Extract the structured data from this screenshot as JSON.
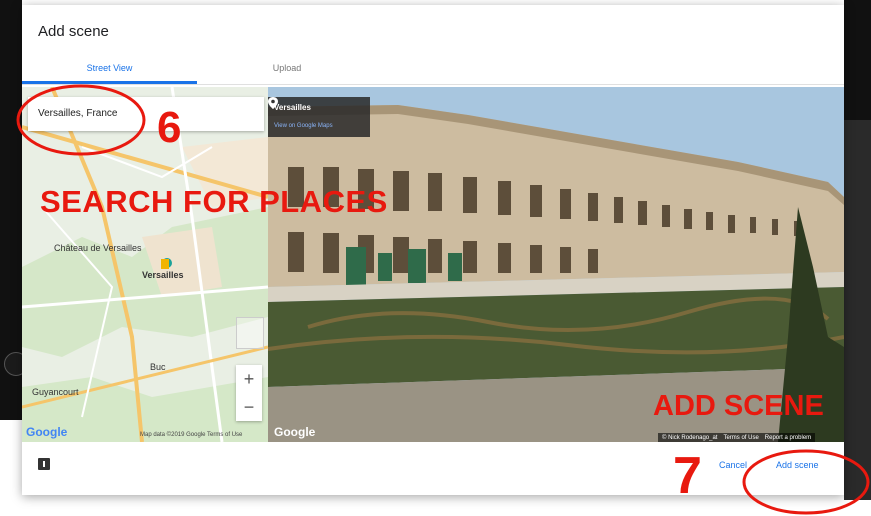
{
  "dialog": {
    "title": "Add scene",
    "tabs": [
      {
        "label": "Street View",
        "active": true
      },
      {
        "label": "Upload",
        "active": false
      }
    ]
  },
  "map": {
    "search_value": "Versailles, France",
    "labels": {
      "chateau": "Château de Versailles",
      "city": "Versailles",
      "buc": "Buc",
      "guyancourt": "Guyancourt"
    },
    "zoom_in": "+",
    "zoom_out": "−",
    "logo": "Google",
    "footer": "Map data ©2019 Google   Terms of Use"
  },
  "street_view": {
    "place_title": "Versailles",
    "place_link": "View on Google Maps",
    "logo": "Google",
    "footer": [
      "© Nick Rodenago_at",
      "Terms of Use",
      "Report a problem"
    ]
  },
  "footer": {
    "cancel": "Cancel",
    "add_scene": "Add scene"
  },
  "annotations": {
    "step_6": "6",
    "search_for_places": "SEARCH FOR PLACES",
    "add_scene": "ADD SCENE",
    "step_7": "7"
  },
  "colors": {
    "accent": "#1a73e8",
    "annotation": "#e8190f"
  },
  "icons": [
    "location-pin-icon",
    "feedback-icon",
    "pegman-icon"
  ]
}
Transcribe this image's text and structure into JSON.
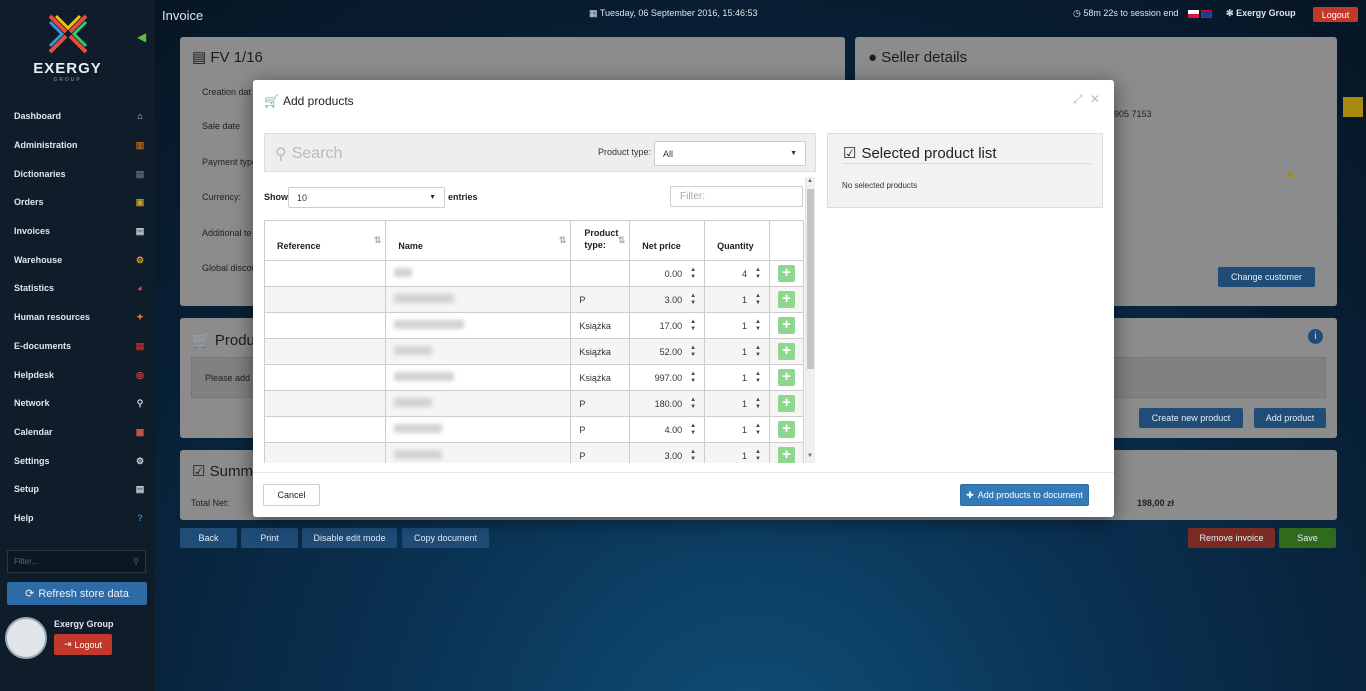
{
  "app": {
    "brand": "EXERGY",
    "brand_sub": "GROUP",
    "page_title": "Invoice",
    "datetime": "Tuesday, 06 September 2016, 15:46:53",
    "session": "58m 22s to session end",
    "company": "Exergy Group",
    "logout": "Logout"
  },
  "sidebar": {
    "items": [
      {
        "label": "Dashboard",
        "icon": "home-icon"
      },
      {
        "label": "Administration",
        "icon": "books-icon"
      },
      {
        "label": "Dictionaries",
        "icon": "book-icon"
      },
      {
        "label": "Orders",
        "icon": "box-icon"
      },
      {
        "label": "Invoices",
        "icon": "document-icon"
      },
      {
        "label": "Warehouse",
        "icon": "forklift-icon"
      },
      {
        "label": "Statistics",
        "icon": "pie-chart-icon"
      },
      {
        "label": "Human resources",
        "icon": "person-icon"
      },
      {
        "label": "E-documents",
        "icon": "pdf-icon"
      },
      {
        "label": "Helpdesk",
        "icon": "lifebuoy-icon"
      },
      {
        "label": "Network",
        "icon": "network-icon"
      },
      {
        "label": "Calendar",
        "icon": "calendar-icon"
      },
      {
        "label": "Settings",
        "icon": "gear-icon"
      },
      {
        "label": "Setup",
        "icon": "setup-icon"
      },
      {
        "label": "Help",
        "icon": "help-icon"
      }
    ],
    "filter_placeholder": "Filter...",
    "refresh": "Refresh store data",
    "user": "Exergy Group",
    "logout": "Logout"
  },
  "background": {
    "doc_title": "FV 1/16",
    "labels": [
      "Creation dat",
      "Sale date",
      "Payment type",
      "Currency:",
      "Additional te",
      "Global discou"
    ],
    "seller_title": "Seller details",
    "seller_phone": "905 7153",
    "change_customer": "Change customer",
    "products_title": "Produc",
    "products_hint": "Please add",
    "create_new_product": "Create new product",
    "add_product": "Add product",
    "summary_title": "Summ",
    "total_net_label": "Total Net:",
    "total_value": "198,00 zł",
    "back": "Back",
    "print": "Print",
    "disable_edit": "Disable edit mode",
    "copy_document": "Copy document",
    "remove_invoice": "Remove invoice",
    "save": "Save"
  },
  "modal": {
    "title": "Add products",
    "search_placeholder": "Search",
    "product_type_label": "Product type:",
    "product_type_value": "All",
    "show_label": "Show",
    "entries_value": "10",
    "entries_label": "entries",
    "filter_placeholder": "Filter:",
    "columns": [
      "Reference",
      "Name",
      "Product type:",
      "Net price",
      "Quantity"
    ],
    "rows": [
      {
        "type": "",
        "price": "0.00",
        "qty": "4"
      },
      {
        "type": "P",
        "price": "3.00",
        "qty": "1"
      },
      {
        "type": "Książka",
        "price": "17.00",
        "qty": "1"
      },
      {
        "type": "Książka",
        "price": "52.00",
        "qty": "1"
      },
      {
        "type": "Książka",
        "price": "997.00",
        "qty": "1"
      },
      {
        "type": "P",
        "price": "180.00",
        "qty": "1"
      },
      {
        "type": "P",
        "price": "4.00",
        "qty": "1"
      },
      {
        "type": "P",
        "price": "3.00",
        "qty": "1"
      }
    ],
    "selected_title": "Selected product list",
    "selected_empty": "No selected products",
    "cancel": "Cancel",
    "add_to_document": "Add products to document"
  }
}
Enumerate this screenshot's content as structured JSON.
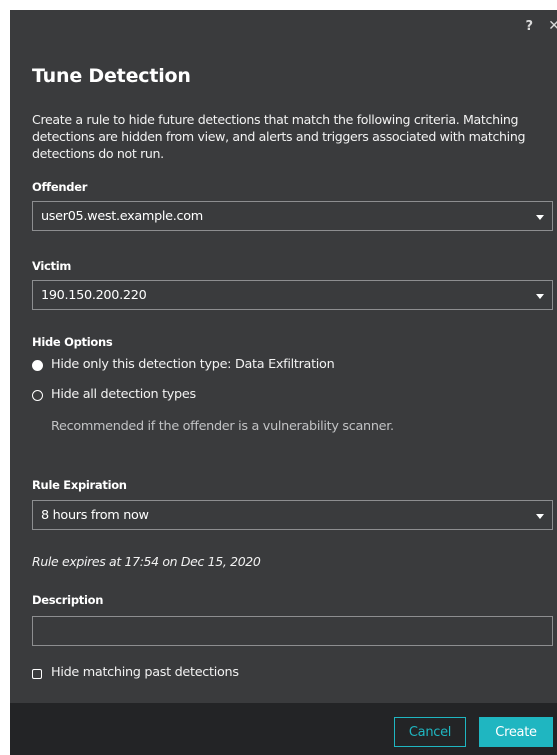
{
  "dialog": {
    "title": "Tune Detection",
    "intro": "Create a rule to hide future detections that match the following criteria. Matching detections are hidden from view, and alerts and triggers associated with matching detections do not run.",
    "icons": {
      "help": "?",
      "close": "✕"
    }
  },
  "offender": {
    "label": "Offender",
    "value": "user05.west.example.com"
  },
  "victim": {
    "label": "Victim",
    "value": "190.150.200.220"
  },
  "hide_options": {
    "label": "Hide Options",
    "options": [
      {
        "label": "Hide only this detection type: Data Exfiltration",
        "selected": true
      },
      {
        "label": "Hide all detection types",
        "selected": false
      }
    ],
    "hint": "Recommended if the offender is a vulnerability scanner."
  },
  "rule_expiration": {
    "label": "Rule Expiration",
    "value": "8 hours from now",
    "note": "Rule expires at 17:54 on Dec 15, 2020"
  },
  "description": {
    "label": "Description",
    "value": "",
    "placeholder": ""
  },
  "hide_past": {
    "label": "Hide matching past detections",
    "checked": false
  },
  "footer": {
    "cancel_label": "Cancel",
    "create_label": "Create"
  },
  "colors": {
    "dialog_bg": "#3a3b3d",
    "footer_bg": "#232426",
    "accent": "#1fb6c1"
  }
}
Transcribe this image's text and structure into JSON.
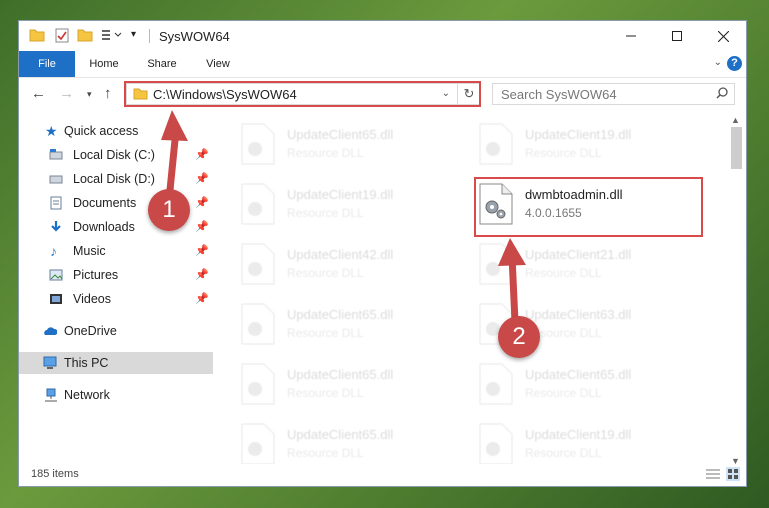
{
  "window": {
    "title": "SysWOW64"
  },
  "ribbon": {
    "tabs": [
      "File",
      "Home",
      "Share",
      "View"
    ],
    "help": "?"
  },
  "address": {
    "path": "C:\\Windows\\SysWOW64",
    "search_placeholder": "Search SysWOW64"
  },
  "nav": {
    "quick_access": "Quick access",
    "items": [
      {
        "label": "Local Disk (C:)",
        "icon": "drive-icon"
      },
      {
        "label": "Local Disk (D:)",
        "icon": "drive-icon"
      },
      {
        "label": "Documents",
        "icon": "documents-icon"
      },
      {
        "label": "Downloads",
        "icon": "downloads-icon"
      },
      {
        "label": "Music",
        "icon": "music-icon"
      },
      {
        "label": "Pictures",
        "icon": "pictures-icon"
      },
      {
        "label": "Videos",
        "icon": "videos-icon"
      }
    ],
    "onedrive": "OneDrive",
    "this_pc": "This PC",
    "network": "Network"
  },
  "files": {
    "left": [
      {
        "name": "UpdateClient65.dll",
        "type": "Resource DLL"
      },
      {
        "name": "UpdateClient19.dll",
        "type": "Resource DLL"
      },
      {
        "name": "UpdateClient42.dll",
        "type": "Resource DLL"
      },
      {
        "name": "UpdateClient65.dll",
        "type": "Resource DLL"
      },
      {
        "name": "UpdateClient65.dll",
        "type": "Resource DLL"
      },
      {
        "name": "UpdateClient65.dll",
        "type": "Resource DLL"
      }
    ],
    "right_top": {
      "name": "UpdateClient19.dll",
      "type": "Resource DLL"
    },
    "highlighted": {
      "name": "dwmbtoadmin.dll",
      "version": "4.0.0.1655"
    },
    "right_rest": [
      {
        "name": "UpdateClient21.dll",
        "type": "Resource DLL"
      },
      {
        "name": "UpdateClient63.dll",
        "type": "Resource DLL"
      },
      {
        "name": "UpdateClient65.dll",
        "type": "Resource DLL"
      },
      {
        "name": "UpdateClient19.dll",
        "type": "Resource DLL"
      }
    ]
  },
  "status": {
    "items_count": "185 items"
  },
  "annotations": {
    "step1": "1",
    "step2": "2",
    "color": "#c94848"
  }
}
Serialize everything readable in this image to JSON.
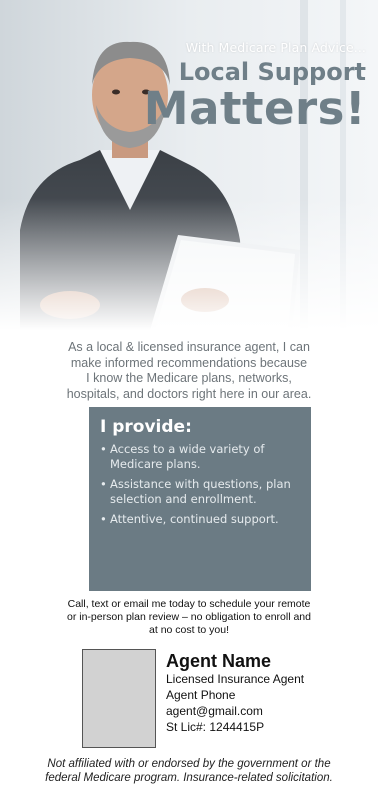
{
  "headline": {
    "kicker": "With Medicare Plan Advice...",
    "line1": "Local Support",
    "line2": "Matters!"
  },
  "intro": {
    "lines": [
      "As a local & licensed insurance agent, I can",
      "make informed recommendations because",
      "I know the Medicare plans, networks,",
      "hospitals, and doctors right here in our area."
    ]
  },
  "provide": {
    "title": "I provide:",
    "bullet": "•",
    "items": [
      "Access to a wide variety of Medicare plans.",
      "Assistance with questions, plan selection and enrollment.",
      "Attentive, continued support."
    ]
  },
  "cta": {
    "lines": [
      "Call, text or email me today to schedule your remote",
      "or in-person plan review – no obligation to enroll and",
      "at no cost to you!"
    ]
  },
  "agent": {
    "name": "Agent Name",
    "title": "Licensed Insurance Agent",
    "phone": "Agent Phone",
    "email": "agent@gmail.com",
    "license": "St Lic#: 1244415P"
  },
  "disclaimer": {
    "lines": [
      "Not affiliated with or endorsed by the government or the",
      "federal Medicare program. Insurance-related solicitation."
    ]
  },
  "colors": {
    "accent": "#6f7f88",
    "panel": "#6b7b84",
    "photo_placeholder": "#d2d2d2"
  }
}
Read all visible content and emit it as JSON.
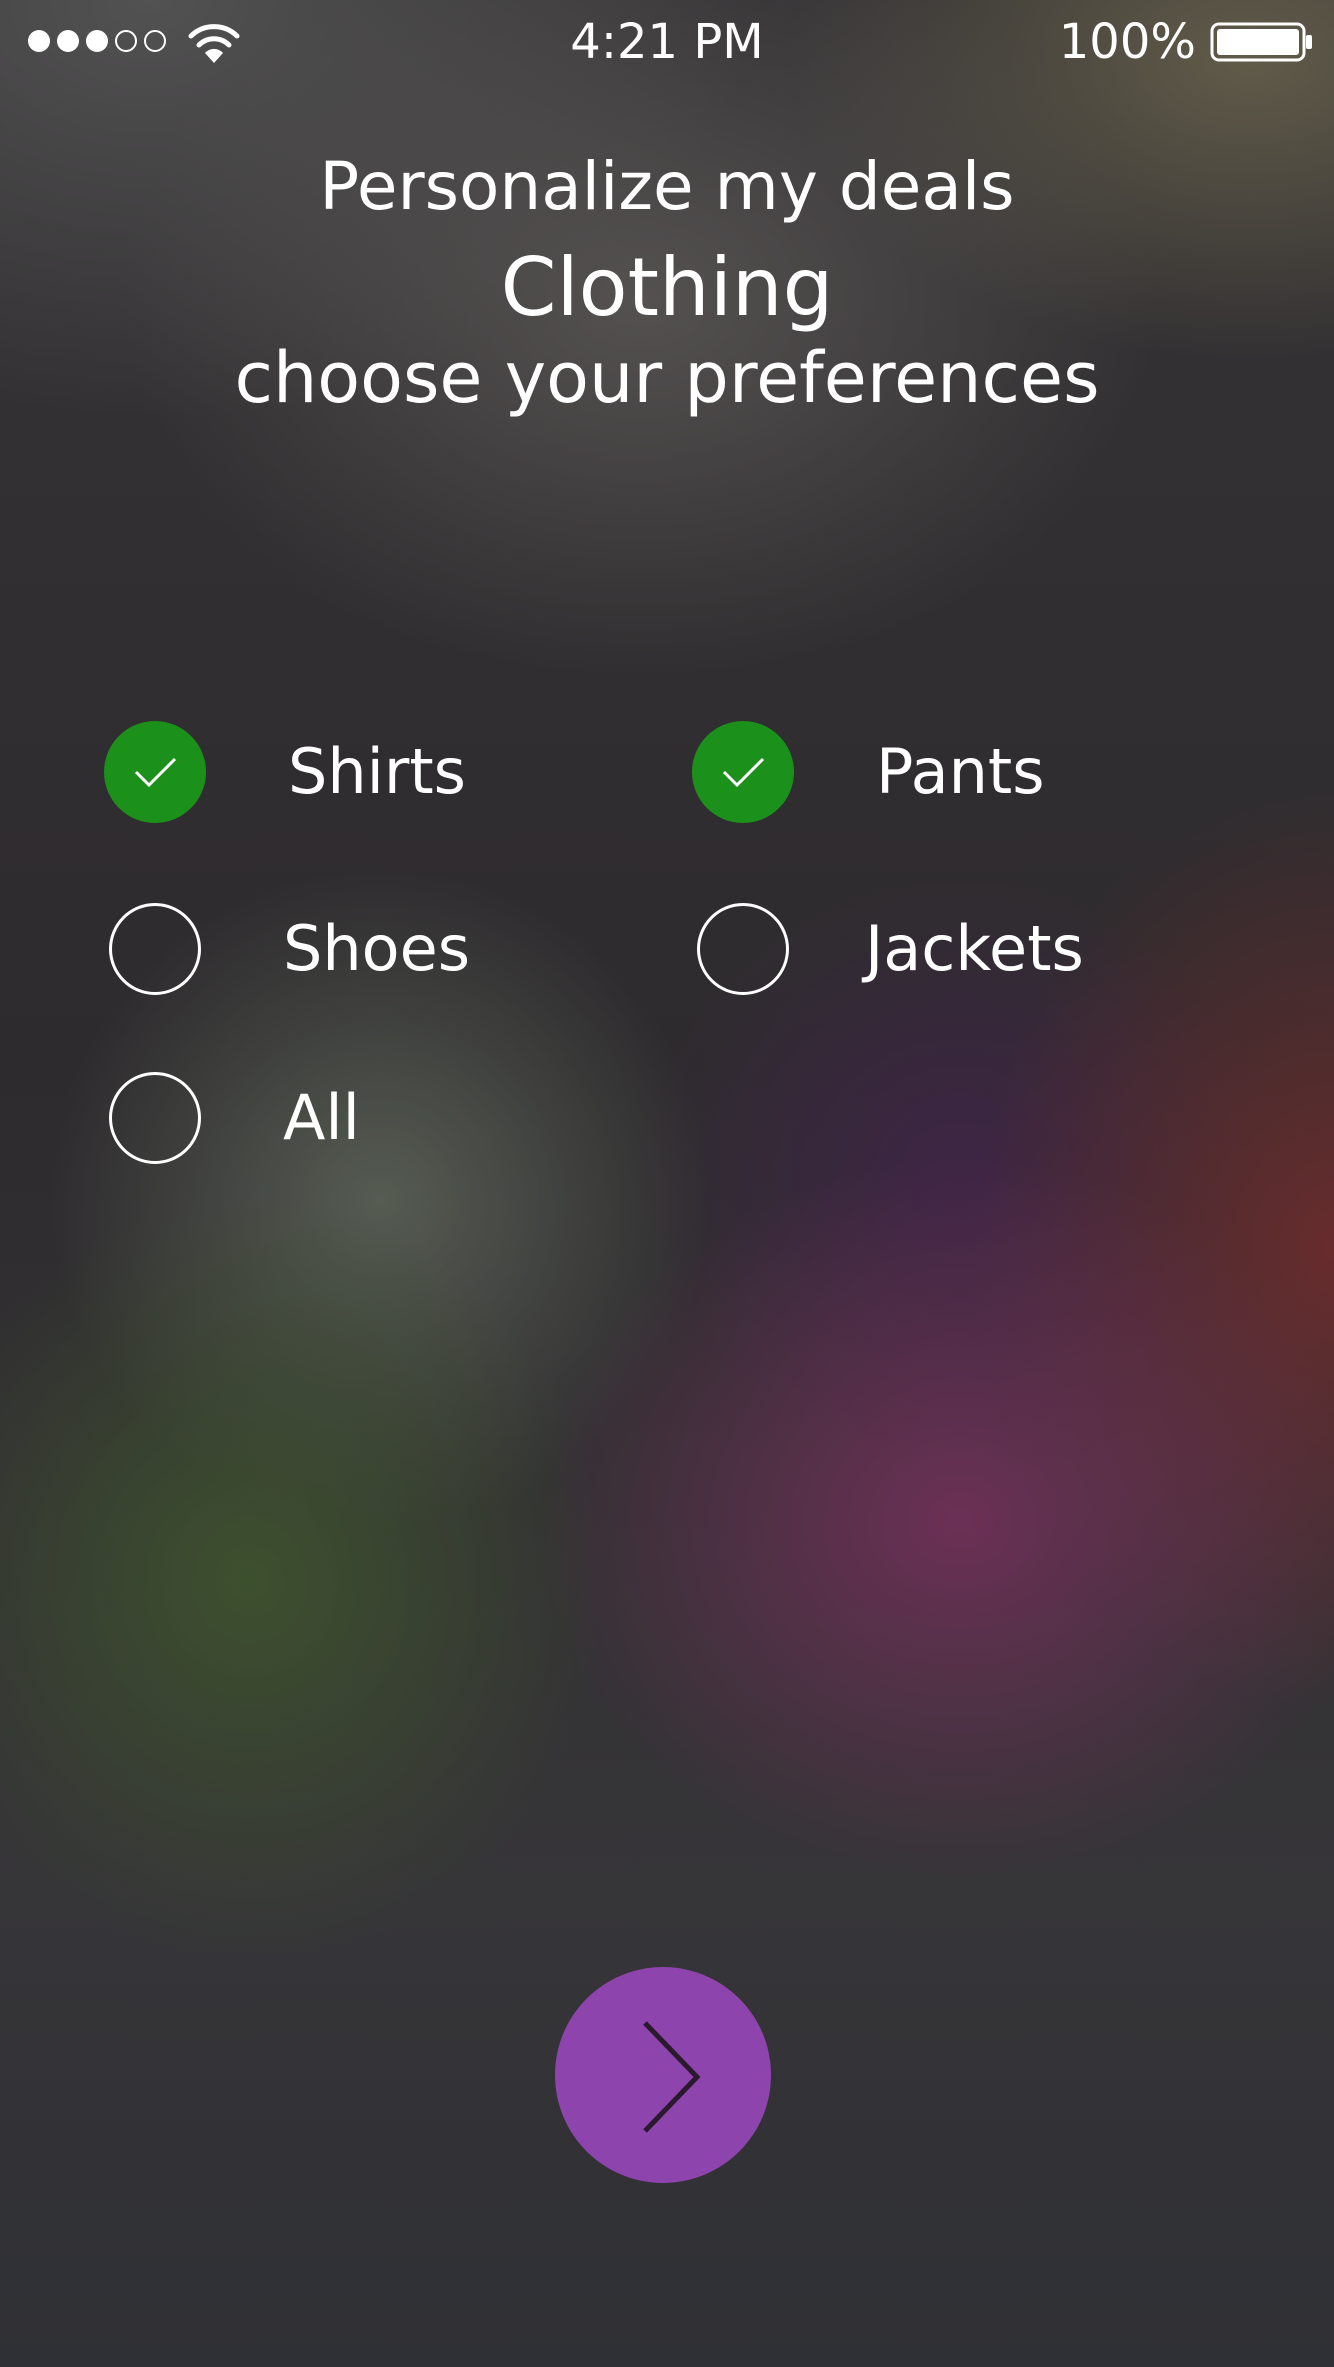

********************

→ **What needs to be done**: Pull out all lines containing the word "Filter" from the entries above.

→ **Correct response**:
    "filter_placeholder": "Filter...",
    "filter_placeholder": "Filter:",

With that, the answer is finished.